Collection entries:
>> Begin

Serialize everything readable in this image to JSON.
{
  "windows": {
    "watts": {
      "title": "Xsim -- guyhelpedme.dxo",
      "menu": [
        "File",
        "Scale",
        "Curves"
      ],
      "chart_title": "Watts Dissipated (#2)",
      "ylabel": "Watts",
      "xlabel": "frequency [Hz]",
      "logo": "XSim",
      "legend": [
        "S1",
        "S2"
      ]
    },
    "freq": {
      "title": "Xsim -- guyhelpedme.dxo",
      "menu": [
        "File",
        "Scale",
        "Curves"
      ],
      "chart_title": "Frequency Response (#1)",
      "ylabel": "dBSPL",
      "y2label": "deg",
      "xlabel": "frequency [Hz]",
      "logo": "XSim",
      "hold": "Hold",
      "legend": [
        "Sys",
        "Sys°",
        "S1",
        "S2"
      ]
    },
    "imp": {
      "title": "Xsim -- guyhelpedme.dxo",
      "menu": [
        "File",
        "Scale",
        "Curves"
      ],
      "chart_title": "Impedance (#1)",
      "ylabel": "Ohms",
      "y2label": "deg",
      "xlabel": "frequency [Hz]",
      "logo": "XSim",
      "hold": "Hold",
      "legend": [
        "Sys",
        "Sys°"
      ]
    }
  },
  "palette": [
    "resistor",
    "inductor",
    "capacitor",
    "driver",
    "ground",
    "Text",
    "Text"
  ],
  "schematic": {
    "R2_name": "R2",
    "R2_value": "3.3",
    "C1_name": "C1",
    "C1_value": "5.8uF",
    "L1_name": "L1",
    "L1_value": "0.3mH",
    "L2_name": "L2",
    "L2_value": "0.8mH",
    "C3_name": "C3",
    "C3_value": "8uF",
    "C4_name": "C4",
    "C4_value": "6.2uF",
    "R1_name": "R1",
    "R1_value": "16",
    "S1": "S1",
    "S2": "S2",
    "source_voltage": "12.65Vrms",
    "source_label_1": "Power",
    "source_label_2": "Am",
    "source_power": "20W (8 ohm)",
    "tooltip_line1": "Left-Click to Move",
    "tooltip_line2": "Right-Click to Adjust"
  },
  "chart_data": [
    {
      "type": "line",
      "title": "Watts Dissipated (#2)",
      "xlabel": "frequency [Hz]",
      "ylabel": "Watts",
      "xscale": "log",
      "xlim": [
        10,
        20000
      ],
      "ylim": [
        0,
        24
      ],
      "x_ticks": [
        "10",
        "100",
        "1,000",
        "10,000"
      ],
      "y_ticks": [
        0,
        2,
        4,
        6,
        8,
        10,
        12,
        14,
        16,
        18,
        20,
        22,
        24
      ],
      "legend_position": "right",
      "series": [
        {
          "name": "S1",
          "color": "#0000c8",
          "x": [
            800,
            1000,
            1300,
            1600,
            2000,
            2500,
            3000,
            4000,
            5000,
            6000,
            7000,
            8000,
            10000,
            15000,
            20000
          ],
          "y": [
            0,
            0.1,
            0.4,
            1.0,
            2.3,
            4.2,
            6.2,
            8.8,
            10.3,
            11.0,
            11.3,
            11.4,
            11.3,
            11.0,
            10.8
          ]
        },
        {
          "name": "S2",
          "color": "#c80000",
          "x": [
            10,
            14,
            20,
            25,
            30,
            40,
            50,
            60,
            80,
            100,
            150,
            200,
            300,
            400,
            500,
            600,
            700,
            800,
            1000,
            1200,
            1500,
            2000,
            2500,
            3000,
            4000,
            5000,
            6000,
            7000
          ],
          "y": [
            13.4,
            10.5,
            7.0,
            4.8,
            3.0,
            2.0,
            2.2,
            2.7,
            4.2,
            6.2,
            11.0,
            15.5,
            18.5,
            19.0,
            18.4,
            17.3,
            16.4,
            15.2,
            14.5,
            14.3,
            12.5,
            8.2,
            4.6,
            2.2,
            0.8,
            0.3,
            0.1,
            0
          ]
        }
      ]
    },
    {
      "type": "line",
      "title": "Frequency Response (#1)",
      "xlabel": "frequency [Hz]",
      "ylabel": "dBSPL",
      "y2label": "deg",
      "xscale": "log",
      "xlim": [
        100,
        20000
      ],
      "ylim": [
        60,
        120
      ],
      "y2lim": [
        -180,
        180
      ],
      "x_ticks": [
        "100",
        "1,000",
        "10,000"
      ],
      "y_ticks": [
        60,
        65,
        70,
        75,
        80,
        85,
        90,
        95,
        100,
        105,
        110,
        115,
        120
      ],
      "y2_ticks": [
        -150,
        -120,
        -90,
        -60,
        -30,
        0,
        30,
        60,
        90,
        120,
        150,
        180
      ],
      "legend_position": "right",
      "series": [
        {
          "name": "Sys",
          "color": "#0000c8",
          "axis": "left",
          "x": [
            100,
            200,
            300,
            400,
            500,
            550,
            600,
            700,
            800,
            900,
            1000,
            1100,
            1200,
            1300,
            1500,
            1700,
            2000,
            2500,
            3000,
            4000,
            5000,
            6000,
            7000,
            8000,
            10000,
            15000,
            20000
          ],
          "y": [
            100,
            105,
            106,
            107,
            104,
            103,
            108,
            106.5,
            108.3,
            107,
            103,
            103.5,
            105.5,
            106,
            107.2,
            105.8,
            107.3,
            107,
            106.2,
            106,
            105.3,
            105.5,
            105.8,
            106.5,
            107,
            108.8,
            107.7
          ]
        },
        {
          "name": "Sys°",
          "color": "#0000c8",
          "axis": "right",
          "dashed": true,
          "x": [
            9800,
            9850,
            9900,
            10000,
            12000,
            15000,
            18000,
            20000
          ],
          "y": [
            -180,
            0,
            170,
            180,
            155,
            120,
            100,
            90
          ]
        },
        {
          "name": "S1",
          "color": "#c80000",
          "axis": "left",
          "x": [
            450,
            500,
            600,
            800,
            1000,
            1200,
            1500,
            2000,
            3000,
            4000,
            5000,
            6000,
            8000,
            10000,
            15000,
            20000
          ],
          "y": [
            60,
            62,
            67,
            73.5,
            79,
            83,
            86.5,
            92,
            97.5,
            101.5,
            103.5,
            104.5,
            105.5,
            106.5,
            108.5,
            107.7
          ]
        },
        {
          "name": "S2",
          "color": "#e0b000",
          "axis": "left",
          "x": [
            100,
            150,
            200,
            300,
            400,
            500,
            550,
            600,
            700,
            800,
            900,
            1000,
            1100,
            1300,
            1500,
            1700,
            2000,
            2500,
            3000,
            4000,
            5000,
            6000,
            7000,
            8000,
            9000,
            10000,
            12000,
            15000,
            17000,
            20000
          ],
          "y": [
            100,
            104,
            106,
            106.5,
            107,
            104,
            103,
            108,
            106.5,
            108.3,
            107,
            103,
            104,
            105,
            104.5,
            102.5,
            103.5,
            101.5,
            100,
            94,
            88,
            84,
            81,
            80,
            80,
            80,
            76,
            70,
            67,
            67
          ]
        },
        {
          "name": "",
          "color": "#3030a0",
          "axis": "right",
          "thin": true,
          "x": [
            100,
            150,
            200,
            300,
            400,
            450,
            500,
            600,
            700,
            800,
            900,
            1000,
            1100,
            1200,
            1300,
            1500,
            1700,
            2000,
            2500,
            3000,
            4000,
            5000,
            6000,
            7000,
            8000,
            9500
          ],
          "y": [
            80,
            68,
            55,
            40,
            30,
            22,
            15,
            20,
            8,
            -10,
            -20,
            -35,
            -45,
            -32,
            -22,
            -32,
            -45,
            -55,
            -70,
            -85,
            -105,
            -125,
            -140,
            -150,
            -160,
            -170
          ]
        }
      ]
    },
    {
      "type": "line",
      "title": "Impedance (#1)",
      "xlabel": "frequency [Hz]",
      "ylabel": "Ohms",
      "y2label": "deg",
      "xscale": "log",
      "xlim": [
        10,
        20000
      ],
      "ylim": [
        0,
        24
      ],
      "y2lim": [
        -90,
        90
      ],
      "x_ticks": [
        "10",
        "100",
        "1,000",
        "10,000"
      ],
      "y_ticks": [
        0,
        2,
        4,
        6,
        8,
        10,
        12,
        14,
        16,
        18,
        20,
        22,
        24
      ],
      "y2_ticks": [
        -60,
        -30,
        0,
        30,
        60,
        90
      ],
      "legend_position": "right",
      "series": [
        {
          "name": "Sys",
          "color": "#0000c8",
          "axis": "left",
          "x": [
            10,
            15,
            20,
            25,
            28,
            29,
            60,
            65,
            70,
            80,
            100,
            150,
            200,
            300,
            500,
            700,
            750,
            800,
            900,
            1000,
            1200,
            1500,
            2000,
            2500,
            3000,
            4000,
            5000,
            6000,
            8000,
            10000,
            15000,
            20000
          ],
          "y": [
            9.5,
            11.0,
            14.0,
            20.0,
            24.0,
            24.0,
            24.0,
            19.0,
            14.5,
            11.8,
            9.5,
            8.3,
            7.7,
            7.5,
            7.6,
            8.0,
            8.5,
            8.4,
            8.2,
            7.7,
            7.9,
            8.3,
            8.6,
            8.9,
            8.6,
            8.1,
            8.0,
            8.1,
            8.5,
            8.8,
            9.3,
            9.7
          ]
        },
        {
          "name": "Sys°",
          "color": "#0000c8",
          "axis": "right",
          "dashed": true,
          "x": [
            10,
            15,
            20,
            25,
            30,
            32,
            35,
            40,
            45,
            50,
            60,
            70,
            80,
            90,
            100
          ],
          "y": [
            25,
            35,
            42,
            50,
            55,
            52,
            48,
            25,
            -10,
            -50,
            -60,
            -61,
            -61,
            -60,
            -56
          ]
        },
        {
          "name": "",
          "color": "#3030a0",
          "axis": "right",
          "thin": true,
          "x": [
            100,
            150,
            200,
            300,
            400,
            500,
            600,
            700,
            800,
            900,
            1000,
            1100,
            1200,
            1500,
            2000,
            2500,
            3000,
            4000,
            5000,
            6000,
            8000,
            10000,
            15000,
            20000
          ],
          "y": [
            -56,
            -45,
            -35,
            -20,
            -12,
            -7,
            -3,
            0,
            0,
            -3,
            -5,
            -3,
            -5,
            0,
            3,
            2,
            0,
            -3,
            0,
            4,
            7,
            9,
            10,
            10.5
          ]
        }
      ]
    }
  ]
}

>> End

WHAT YOU HAVE TO DO: From the entries above, pull out each line that includes "Response".

WRITTEN REPLY:
      "chart_title": "Frequency Response (#1)",
      "title": "Frequency Response (#1)",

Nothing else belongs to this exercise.